Exercise aim: Retype each line exactly. Skip images.

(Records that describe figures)
========

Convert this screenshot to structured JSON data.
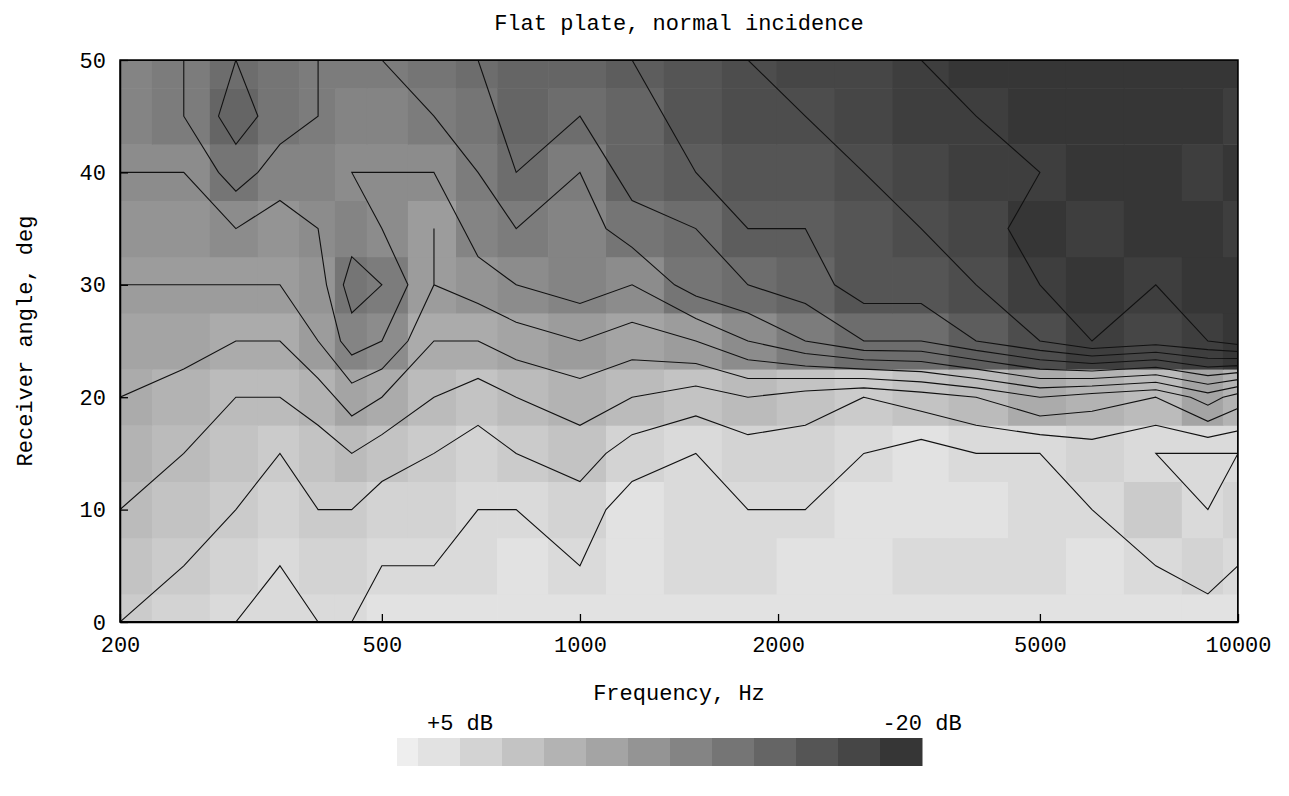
{
  "chart_data": {
    "type": "heatmap",
    "title": "Flat plate, normal incidence",
    "xlabel": "Frequency, Hz",
    "ylabel": "Receiver angle, deg",
    "log": "x",
    "x": [
      200,
      250,
      300,
      350,
      400,
      450,
      500,
      600,
      700,
      800,
      1000,
      1200,
      1500,
      1800,
      2200,
      2700,
      3300,
      4000,
      5000,
      6000,
      7500,
      9000,
      10000
    ],
    "y": [
      0,
      5,
      10,
      15,
      20,
      25,
      30,
      35,
      40,
      45,
      50
    ],
    "z": [
      [
        0,
        1,
        2,
        2,
        2,
        2,
        3,
        3,
        3,
        3,
        3,
        3,
        3,
        3,
        3,
        3,
        3,
        3,
        3,
        3,
        3,
        3,
        3
      ],
      [
        -1,
        0,
        1,
        2,
        1,
        1,
        2,
        2,
        2,
        3,
        2,
        3,
        2,
        2,
        3,
        3,
        2,
        2,
        2,
        3,
        2,
        1,
        2
      ],
      [
        -2,
        -1,
        0,
        1,
        0,
        0,
        1,
        1,
        2,
        2,
        1,
        3,
        2,
        2,
        2,
        3,
        3,
        3,
        2,
        2,
        0,
        2,
        1
      ],
      [
        -3,
        -2,
        -1,
        0,
        -1,
        -2,
        -1,
        0,
        1,
        0,
        -1,
        1,
        2,
        1,
        1,
        2,
        3,
        2,
        2,
        1,
        2,
        2,
        2
      ],
      [
        -4,
        -3,
        -2,
        -2,
        -3,
        -5,
        -4,
        -2,
        -1,
        -2,
        -3,
        -2,
        -1,
        -2,
        -1,
        0,
        -1,
        -2,
        -4,
        -3,
        -2,
        -5,
        -3
      ],
      [
        -5,
        -5,
        -4,
        -4,
        -6,
        -9,
        -8,
        -4,
        -4,
        -5,
        -6,
        -5,
        -6,
        -8,
        -10,
        -12,
        -12,
        -14,
        -16,
        -18,
        -17,
        -18,
        -19
      ],
      [
        -6,
        -6,
        -6,
        -6,
        -7,
        -11,
        -10,
        -6,
        -7,
        -8,
        -9,
        -8,
        -11,
        -12,
        -13,
        -15,
        -15,
        -16,
        -18,
        -19,
        -18,
        -19,
        -19
      ],
      [
        -7,
        -7,
        -8,
        -7,
        -8,
        -9,
        -8,
        -6,
        -9,
        -10,
        -9,
        -11,
        -12,
        -14,
        -14,
        -15,
        -16,
        -17,
        -19,
        -18,
        -19,
        -19,
        -18
      ],
      [
        -8,
        -8,
        -11,
        -9,
        -9,
        -8,
        -8,
        -8,
        -10,
        -12,
        -10,
        -13,
        -14,
        -15,
        -15,
        -16,
        -17,
        -18,
        -18,
        -19,
        -19,
        -18,
        -19
      ],
      [
        -9,
        -10,
        -13,
        -11,
        -10,
        -9,
        -9,
        -10,
        -11,
        -13,
        -12,
        -13,
        -15,
        -16,
        -16,
        -17,
        -18,
        -18,
        -19,
        -19,
        -19,
        -19,
        -18
      ],
      [
        -9,
        -10,
        -12,
        -11,
        -10,
        -10,
        -10,
        -11,
        -12,
        -13,
        -13,
        -14,
        -15,
        -16,
        -17,
        -17,
        -18,
        -19,
        -19,
        -19,
        -19,
        -19,
        -19
      ]
    ],
    "xlim": [
      200,
      10000
    ],
    "ylim": [
      0,
      50
    ],
    "xticks": [
      200,
      500,
      1000,
      2000,
      5000,
      10000
    ],
    "yticks": [
      0,
      10,
      20,
      30,
      40,
      50
    ],
    "colorbar": {
      "range": [
        5,
        -20
      ],
      "ticks": [
        {
          "value": 5,
          "label": "+5 dB"
        },
        {
          "value": -20,
          "label": "-20 dB"
        }
      ]
    }
  }
}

========

Problem solution:
Convert this screenshot to structured JSON data.
{
  "chart_data": {
    "type": "heatmap",
    "title": "Flat plate, normal incidence",
    "xlabel": "Frequency, Hz",
    "ylabel": "Receiver angle, deg",
    "log": "x",
    "x": [
      200,
      250,
      300,
      350,
      400,
      450,
      500,
      600,
      700,
      800,
      1000,
      1200,
      1500,
      1800,
      2200,
      2700,
      3300,
      4000,
      5000,
      6000,
      7500,
      9000,
      10000
    ],
    "y": [
      0,
      5,
      10,
      15,
      20,
      25,
      30,
      35,
      40,
      45,
      50
    ],
    "z": [
      [
        0,
        1,
        2,
        2,
        2,
        2,
        3,
        3,
        3,
        3,
        3,
        3,
        3,
        3,
        3,
        3,
        3,
        3,
        3,
        3,
        3,
        3,
        3
      ],
      [
        -1,
        0,
        1,
        2,
        1,
        1,
        2,
        2,
        2,
        3,
        2,
        3,
        2,
        2,
        3,
        3,
        2,
        2,
        2,
        3,
        2,
        1,
        2
      ],
      [
        -2,
        -1,
        0,
        1,
        0,
        0,
        1,
        1,
        2,
        2,
        1,
        3,
        2,
        2,
        2,
        3,
        3,
        3,
        2,
        2,
        0,
        2,
        1
      ],
      [
        -3,
        -2,
        -1,
        0,
        -1,
        -2,
        -1,
        0,
        1,
        0,
        -1,
        1,
        2,
        1,
        1,
        2,
        3,
        2,
        2,
        1,
        2,
        2,
        2
      ],
      [
        -4,
        -3,
        -2,
        -2,
        -3,
        -5,
        -4,
        -2,
        -1,
        -2,
        -3,
        -2,
        -1,
        -2,
        -1,
        0,
        -1,
        -2,
        -4,
        -3,
        -2,
        -5,
        -3
      ],
      [
        -5,
        -5,
        -4,
        -4,
        -6,
        -9,
        -8,
        -4,
        -4,
        -5,
        -6,
        -5,
        -6,
        -8,
        -10,
        -12,
        -12,
        -14,
        -16,
        -18,
        -17,
        -18,
        -19
      ],
      [
        -6,
        -6,
        -6,
        -6,
        -7,
        -11,
        -10,
        -6,
        -7,
        -8,
        -9,
        -8,
        -11,
        -12,
        -13,
        -15,
        -15,
        -16,
        -18,
        -19,
        -18,
        -19,
        -19
      ],
      [
        -7,
        -7,
        -8,
        -7,
        -8,
        -9,
        -8,
        -6,
        -9,
        -10,
        -9,
        -11,
        -12,
        -14,
        -14,
        -15,
        -16,
        -17,
        -19,
        -18,
        -19,
        -19,
        -18
      ],
      [
        -8,
        -8,
        -11,
        -9,
        -9,
        -8,
        -8,
        -8,
        -10,
        -12,
        -10,
        -13,
        -14,
        -15,
        -15,
        -16,
        -17,
        -18,
        -18,
        -19,
        -19,
        -18,
        -19
      ],
      [
        -9,
        -10,
        -13,
        -11,
        -10,
        -9,
        -9,
        -10,
        -11,
        -13,
        -12,
        -13,
        -15,
        -16,
        -16,
        -17,
        -18,
        -18,
        -19,
        -19,
        -19,
        -19,
        -18
      ],
      [
        -9,
        -10,
        -12,
        -11,
        -10,
        -10,
        -10,
        -11,
        -12,
        -13,
        -13,
        -14,
        -15,
        -16,
        -17,
        -17,
        -18,
        -19,
        -19,
        -19,
        -19,
        -19,
        -19
      ]
    ],
    "xlim": [
      200,
      10000
    ],
    "ylim": [
      0,
      50
    ],
    "xticks": [
      200,
      500,
      1000,
      2000,
      5000,
      10000
    ],
    "yticks": [
      0,
      10,
      20,
      30,
      40,
      50
    ],
    "colorbar": {
      "range": [
        5,
        -20
      ],
      "ticks": [
        {
          "value": 5,
          "label": "+5 dB"
        },
        {
          "value": -20,
          "label": "-20 dB"
        }
      ]
    }
  }
}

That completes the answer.